------ SUPPLIED MATERIAL
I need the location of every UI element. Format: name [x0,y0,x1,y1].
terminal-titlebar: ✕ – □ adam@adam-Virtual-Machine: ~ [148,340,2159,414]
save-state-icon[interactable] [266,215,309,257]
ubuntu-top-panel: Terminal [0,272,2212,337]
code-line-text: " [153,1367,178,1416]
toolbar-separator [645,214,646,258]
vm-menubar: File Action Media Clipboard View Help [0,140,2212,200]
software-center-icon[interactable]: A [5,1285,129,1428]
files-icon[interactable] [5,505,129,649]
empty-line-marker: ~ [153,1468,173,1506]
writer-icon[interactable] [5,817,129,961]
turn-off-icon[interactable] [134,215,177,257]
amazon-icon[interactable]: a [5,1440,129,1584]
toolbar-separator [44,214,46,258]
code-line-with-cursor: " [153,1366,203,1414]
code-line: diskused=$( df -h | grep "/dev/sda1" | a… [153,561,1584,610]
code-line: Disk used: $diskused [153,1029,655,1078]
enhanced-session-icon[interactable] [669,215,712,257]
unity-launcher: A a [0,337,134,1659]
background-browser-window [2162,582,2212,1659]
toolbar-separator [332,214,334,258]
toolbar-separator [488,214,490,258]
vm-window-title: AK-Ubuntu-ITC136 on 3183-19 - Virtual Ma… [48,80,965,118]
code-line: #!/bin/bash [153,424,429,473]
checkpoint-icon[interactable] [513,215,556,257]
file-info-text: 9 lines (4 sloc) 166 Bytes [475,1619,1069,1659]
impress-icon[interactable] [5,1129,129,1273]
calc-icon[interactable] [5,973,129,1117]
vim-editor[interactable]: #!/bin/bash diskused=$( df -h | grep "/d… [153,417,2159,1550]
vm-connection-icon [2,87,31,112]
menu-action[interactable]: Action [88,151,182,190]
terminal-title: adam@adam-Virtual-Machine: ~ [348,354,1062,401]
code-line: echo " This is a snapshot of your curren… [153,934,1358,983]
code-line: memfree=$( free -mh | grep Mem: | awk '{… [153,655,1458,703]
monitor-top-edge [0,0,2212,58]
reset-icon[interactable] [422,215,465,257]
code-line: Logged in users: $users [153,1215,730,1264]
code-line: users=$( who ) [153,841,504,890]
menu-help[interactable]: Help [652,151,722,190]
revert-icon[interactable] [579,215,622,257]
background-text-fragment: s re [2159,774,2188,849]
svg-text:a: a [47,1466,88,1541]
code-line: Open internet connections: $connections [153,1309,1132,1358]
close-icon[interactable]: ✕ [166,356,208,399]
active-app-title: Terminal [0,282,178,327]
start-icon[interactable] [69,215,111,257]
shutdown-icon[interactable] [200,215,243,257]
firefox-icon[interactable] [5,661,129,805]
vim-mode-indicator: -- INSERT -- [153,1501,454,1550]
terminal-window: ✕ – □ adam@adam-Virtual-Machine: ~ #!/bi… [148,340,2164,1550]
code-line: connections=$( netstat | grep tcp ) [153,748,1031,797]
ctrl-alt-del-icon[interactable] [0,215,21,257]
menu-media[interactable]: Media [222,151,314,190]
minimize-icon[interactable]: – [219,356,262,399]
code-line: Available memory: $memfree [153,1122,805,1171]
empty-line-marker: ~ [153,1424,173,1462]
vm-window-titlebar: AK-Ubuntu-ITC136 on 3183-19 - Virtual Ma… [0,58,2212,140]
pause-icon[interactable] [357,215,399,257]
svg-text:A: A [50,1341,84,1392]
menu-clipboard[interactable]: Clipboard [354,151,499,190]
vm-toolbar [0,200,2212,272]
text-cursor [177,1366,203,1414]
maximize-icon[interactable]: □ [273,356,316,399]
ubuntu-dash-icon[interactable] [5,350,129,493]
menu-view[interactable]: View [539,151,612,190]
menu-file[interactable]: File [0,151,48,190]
------------
**WHAT IS NEEDED**
Reproduce the stored entries above line for line, with no changes.

**ANSWER TO THIS EXERCISE**
I need the location of every UI element. Format: name [x0,y0,x1,y1].
terminal-titlebar: ✕ – □ adam@adam-Virtual-Machine: ~ [148,340,2159,414]
save-state-icon[interactable] [266,215,309,257]
ubuntu-top-panel: Terminal [0,272,2212,337]
code-line-text: " [153,1367,178,1416]
toolbar-separator [645,214,646,258]
vm-menubar: File Action Media Clipboard View Help [0,140,2212,200]
software-center-icon[interactable]: A [5,1285,129,1428]
files-icon[interactable] [5,505,129,649]
empty-line-marker: ~ [153,1468,173,1506]
writer-icon[interactable] [5,817,129,961]
turn-off-icon[interactable] [134,215,177,257]
amazon-icon[interactable]: a [5,1440,129,1584]
toolbar-separator [44,214,46,258]
code-line-with-cursor: " [153,1366,203,1414]
code-line: diskused=$( df -h | grep "/dev/sda1" | a… [153,561,1584,610]
code-line: Disk used: $diskused [153,1029,655,1078]
enhanced-session-icon[interactable] [669,215,712,257]
unity-launcher: A a [0,337,134,1659]
background-browser-window [2162,582,2212,1659]
toolbar-separator [332,214,334,258]
toolbar-separator [488,214,490,258]
vm-window-title: AK-Ubuntu-ITC136 on 3183-19 - Virtual Ma… [48,80,965,118]
code-line: #!/bin/bash [153,424,429,473]
checkpoint-icon[interactable] [513,215,556,257]
file-info-text: 9 lines (4 sloc) 166 Bytes [475,1619,1069,1659]
impress-icon[interactable] [5,1129,129,1273]
calc-icon[interactable] [5,973,129,1117]
vim-editor[interactable]: #!/bin/bash diskused=$( df -h | grep "/d… [153,417,2159,1550]
vm-connection-icon [2,87,31,112]
menu-action[interactable]: Action [88,151,182,190]
terminal-title: adam@adam-Virtual-Machine: ~ [348,354,1062,401]
code-line: echo " This is a snapshot of your curren… [153,934,1358,983]
code-line: memfree=$( free -mh | grep Mem: | awk '{… [153,655,1458,703]
monitor-top-edge [0,0,2212,58]
reset-icon[interactable] [422,215,465,257]
code-line: Logged in users: $users [153,1215,730,1264]
code-line: users=$( who ) [153,841,504,890]
menu-help[interactable]: Help [652,151,722,190]
revert-icon[interactable] [579,215,622,257]
background-text-fragment: s re [2159,774,2188,849]
svg-text:a: a [47,1466,88,1541]
code-line: Open internet connections: $connections [153,1309,1132,1358]
close-icon[interactable]: ✕ [166,356,208,399]
active-app-title: Terminal [0,282,178,327]
start-icon[interactable] [69,215,111,257]
shutdown-icon[interactable] [200,215,243,257]
firefox-icon[interactable] [5,661,129,805]
vim-mode-indicator: -- INSERT -- [153,1501,454,1550]
terminal-window: ✕ – □ adam@adam-Virtual-Machine: ~ #!/bi… [148,340,2164,1550]
code-line: connections=$( netstat | grep tcp ) [153,748,1031,797]
ctrl-alt-del-icon[interactable] [0,215,21,257]
menu-media[interactable]: Media [222,151,314,190]
minimize-icon[interactable]: – [219,356,262,399]
code-line: Available memory: $memfree [153,1122,805,1171]
empty-line-marker: ~ [153,1424,173,1462]
vm-window-titlebar: AK-Ubuntu-ITC136 on 3183-19 - Virtual Ma… [0,58,2212,140]
pause-icon[interactable] [357,215,399,257]
svg-text:A: A [50,1341,84,1392]
menu-clipboard[interactable]: Clipboard [354,151,499,190]
vm-toolbar [0,200,2212,272]
text-cursor [177,1366,203,1414]
maximize-icon[interactable]: □ [273,356,316,399]
ubuntu-dash-icon[interactable] [5,350,129,493]
menu-view[interactable]: View [539,151,612,190]
menu-file[interactable]: File [0,151,48,190]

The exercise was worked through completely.